Work required
Using the material that follows, identify and copy each line with the string "breakfast".

Information provided
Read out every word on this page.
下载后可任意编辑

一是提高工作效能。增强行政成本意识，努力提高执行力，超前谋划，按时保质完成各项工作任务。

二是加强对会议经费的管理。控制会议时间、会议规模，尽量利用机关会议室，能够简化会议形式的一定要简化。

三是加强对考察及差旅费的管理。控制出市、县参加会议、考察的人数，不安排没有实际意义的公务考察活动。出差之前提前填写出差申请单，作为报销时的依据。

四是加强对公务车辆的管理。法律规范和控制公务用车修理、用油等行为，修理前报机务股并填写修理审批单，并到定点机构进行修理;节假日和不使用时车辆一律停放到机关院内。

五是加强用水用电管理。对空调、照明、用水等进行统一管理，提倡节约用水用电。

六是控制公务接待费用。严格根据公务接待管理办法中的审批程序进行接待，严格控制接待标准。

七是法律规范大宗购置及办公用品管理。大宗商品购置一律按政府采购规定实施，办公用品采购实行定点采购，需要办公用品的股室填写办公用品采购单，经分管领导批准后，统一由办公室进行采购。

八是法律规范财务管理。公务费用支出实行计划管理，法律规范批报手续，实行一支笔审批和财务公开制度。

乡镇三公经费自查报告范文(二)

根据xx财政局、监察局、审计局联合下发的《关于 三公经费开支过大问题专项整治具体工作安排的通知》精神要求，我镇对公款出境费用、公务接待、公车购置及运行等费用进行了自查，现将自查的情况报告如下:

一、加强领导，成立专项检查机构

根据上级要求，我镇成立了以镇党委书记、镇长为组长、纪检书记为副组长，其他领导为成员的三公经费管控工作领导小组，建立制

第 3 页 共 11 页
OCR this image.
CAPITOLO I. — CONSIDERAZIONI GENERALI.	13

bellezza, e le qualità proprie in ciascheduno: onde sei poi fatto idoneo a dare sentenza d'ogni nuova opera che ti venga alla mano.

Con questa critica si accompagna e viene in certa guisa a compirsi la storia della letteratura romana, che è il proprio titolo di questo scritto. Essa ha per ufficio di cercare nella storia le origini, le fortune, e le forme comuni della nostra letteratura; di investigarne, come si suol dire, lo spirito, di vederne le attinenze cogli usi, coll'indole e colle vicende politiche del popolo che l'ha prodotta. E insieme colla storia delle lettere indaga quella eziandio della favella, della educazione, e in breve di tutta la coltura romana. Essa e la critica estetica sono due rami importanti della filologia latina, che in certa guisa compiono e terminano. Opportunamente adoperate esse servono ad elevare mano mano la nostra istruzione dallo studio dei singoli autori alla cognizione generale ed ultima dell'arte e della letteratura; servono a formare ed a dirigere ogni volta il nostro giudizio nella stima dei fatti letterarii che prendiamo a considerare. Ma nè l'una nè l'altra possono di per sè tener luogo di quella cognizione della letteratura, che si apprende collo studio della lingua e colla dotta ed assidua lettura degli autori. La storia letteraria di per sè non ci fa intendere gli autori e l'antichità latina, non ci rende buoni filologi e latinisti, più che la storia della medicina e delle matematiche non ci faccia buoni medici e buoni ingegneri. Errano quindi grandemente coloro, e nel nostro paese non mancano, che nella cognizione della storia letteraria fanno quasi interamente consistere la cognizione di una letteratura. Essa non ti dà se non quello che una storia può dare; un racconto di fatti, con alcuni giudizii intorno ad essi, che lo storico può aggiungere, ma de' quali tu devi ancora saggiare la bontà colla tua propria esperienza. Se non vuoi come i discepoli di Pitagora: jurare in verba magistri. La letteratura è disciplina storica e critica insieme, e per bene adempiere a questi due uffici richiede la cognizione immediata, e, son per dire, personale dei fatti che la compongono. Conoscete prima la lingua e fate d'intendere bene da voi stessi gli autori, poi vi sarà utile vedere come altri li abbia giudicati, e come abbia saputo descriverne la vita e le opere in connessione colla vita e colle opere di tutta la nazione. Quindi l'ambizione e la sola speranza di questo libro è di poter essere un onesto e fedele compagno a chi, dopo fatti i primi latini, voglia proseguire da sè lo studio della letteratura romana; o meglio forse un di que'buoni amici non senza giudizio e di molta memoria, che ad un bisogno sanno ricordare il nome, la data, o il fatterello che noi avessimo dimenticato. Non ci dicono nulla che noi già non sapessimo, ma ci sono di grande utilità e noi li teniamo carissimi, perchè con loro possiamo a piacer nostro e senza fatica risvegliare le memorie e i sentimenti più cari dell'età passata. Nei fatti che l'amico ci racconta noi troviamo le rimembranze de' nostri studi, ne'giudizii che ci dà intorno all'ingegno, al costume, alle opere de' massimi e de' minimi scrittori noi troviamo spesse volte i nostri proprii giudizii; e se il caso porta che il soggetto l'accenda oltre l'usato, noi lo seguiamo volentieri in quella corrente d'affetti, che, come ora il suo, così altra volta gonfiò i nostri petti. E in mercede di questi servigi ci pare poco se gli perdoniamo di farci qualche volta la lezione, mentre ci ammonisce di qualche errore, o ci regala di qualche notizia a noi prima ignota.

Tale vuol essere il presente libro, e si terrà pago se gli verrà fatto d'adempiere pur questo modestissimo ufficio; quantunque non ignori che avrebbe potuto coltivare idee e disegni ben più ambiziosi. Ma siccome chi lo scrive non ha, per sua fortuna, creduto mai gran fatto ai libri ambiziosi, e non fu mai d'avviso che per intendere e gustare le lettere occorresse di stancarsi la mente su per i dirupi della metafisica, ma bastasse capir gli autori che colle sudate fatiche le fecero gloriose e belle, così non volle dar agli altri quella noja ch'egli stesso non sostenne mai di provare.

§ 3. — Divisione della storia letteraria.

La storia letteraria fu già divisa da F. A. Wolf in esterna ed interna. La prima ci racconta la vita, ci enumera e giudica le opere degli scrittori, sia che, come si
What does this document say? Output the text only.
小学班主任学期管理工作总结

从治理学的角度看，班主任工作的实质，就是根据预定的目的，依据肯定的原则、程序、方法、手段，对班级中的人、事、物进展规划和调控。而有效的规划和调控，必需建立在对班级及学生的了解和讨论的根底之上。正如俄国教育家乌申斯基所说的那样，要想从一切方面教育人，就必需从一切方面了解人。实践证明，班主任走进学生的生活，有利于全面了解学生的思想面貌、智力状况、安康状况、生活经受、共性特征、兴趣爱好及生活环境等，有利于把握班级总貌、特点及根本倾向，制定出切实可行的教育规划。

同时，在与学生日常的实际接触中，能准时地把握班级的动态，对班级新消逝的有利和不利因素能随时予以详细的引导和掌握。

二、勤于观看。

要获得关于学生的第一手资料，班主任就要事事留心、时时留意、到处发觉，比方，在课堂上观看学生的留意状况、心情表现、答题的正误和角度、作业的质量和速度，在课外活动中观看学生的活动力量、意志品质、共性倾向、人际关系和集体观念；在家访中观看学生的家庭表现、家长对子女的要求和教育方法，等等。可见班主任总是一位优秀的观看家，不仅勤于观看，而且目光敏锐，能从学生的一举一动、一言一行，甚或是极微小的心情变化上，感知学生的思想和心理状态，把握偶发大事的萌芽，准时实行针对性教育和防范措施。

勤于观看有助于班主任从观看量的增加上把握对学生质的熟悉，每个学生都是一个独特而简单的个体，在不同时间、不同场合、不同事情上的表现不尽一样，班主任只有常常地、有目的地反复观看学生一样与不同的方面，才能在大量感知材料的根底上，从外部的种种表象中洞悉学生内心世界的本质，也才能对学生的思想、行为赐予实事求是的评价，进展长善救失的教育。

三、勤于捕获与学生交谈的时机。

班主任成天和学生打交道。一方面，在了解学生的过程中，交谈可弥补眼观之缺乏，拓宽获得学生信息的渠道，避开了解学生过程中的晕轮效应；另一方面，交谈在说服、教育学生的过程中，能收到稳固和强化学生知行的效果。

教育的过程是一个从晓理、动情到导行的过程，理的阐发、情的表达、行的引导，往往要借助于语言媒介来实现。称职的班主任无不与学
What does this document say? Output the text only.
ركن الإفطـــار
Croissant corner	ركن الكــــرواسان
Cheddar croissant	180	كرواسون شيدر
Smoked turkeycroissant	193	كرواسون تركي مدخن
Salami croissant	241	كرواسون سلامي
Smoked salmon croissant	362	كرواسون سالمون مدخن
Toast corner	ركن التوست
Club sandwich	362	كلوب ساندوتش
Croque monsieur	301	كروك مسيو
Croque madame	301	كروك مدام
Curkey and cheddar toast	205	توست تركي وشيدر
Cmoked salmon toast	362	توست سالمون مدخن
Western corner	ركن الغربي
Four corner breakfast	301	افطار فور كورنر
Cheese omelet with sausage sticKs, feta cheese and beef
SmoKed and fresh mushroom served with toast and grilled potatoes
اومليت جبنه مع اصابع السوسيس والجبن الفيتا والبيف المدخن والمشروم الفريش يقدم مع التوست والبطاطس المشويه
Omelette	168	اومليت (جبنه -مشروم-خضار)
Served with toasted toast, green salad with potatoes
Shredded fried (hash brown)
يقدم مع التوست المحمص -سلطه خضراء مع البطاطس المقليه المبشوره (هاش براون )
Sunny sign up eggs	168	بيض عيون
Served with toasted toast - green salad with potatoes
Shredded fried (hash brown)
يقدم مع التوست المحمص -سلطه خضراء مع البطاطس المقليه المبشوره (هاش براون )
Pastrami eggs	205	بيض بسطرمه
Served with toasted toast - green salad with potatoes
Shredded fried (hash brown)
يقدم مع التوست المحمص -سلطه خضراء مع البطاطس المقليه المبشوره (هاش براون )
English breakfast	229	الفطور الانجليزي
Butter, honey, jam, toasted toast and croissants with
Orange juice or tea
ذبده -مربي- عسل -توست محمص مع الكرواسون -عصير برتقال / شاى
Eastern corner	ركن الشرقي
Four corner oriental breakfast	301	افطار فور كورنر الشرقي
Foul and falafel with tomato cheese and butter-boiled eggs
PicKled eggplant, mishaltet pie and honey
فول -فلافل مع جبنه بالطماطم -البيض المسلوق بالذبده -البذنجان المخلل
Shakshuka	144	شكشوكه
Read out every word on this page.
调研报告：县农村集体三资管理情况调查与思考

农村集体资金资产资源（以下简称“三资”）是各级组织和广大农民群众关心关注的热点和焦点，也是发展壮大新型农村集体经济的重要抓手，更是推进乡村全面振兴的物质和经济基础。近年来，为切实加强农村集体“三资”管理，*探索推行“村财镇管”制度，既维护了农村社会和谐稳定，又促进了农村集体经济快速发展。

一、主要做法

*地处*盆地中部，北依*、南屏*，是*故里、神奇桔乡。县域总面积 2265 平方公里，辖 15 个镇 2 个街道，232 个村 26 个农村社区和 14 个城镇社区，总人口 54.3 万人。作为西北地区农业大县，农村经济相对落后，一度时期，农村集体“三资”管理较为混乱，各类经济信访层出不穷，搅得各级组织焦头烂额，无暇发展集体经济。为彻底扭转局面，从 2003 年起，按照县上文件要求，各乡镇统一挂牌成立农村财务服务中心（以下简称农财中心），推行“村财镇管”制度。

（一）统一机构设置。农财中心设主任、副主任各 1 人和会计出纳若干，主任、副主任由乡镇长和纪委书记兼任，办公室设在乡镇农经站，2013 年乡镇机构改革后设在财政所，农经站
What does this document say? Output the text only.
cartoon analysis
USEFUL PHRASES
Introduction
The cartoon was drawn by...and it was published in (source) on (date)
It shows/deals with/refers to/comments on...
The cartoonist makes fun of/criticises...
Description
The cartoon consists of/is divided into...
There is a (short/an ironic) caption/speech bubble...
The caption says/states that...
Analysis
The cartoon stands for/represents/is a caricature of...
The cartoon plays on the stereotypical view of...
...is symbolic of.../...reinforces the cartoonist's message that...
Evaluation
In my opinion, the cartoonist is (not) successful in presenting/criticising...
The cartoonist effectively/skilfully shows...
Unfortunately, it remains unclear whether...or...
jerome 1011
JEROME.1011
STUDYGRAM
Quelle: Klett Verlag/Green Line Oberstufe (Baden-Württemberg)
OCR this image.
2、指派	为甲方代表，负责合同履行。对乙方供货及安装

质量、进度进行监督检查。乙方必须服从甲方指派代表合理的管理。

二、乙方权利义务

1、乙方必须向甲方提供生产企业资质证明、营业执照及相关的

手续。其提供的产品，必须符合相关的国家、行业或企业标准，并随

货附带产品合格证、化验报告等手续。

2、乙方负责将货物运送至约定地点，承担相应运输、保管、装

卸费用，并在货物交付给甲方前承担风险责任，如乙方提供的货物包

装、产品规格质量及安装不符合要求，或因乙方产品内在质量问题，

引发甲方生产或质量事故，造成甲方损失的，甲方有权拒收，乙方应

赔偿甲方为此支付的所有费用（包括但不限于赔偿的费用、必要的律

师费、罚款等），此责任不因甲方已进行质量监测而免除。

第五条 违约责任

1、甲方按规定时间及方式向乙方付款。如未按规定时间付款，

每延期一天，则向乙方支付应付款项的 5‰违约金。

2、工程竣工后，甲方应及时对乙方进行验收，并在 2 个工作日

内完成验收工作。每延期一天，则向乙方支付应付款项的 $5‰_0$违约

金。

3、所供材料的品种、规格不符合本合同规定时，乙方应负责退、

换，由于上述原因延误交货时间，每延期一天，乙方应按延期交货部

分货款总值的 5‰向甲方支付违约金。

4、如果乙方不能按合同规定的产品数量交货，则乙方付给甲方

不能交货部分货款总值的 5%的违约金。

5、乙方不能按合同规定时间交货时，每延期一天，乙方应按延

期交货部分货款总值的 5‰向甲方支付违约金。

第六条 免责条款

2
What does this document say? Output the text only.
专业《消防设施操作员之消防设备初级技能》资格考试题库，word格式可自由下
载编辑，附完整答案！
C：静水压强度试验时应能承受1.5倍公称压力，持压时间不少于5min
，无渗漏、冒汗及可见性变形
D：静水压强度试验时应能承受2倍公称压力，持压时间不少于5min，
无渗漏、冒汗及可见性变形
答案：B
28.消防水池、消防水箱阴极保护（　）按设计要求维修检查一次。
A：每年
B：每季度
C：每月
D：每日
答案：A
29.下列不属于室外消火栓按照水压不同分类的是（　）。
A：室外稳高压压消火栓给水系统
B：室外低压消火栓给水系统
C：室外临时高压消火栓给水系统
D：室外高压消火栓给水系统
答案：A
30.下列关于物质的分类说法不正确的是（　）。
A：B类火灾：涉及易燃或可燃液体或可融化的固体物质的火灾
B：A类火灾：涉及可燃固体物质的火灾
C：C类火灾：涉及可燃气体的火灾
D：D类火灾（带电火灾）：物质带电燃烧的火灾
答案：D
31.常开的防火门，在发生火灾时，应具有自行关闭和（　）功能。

Answer below
Four corner breakfast	301	افطار فور كورنر
English breakfast	229	الفطور الانجليزي
Four corner oriental breakfast	301	افطار فور كورنر الشرقي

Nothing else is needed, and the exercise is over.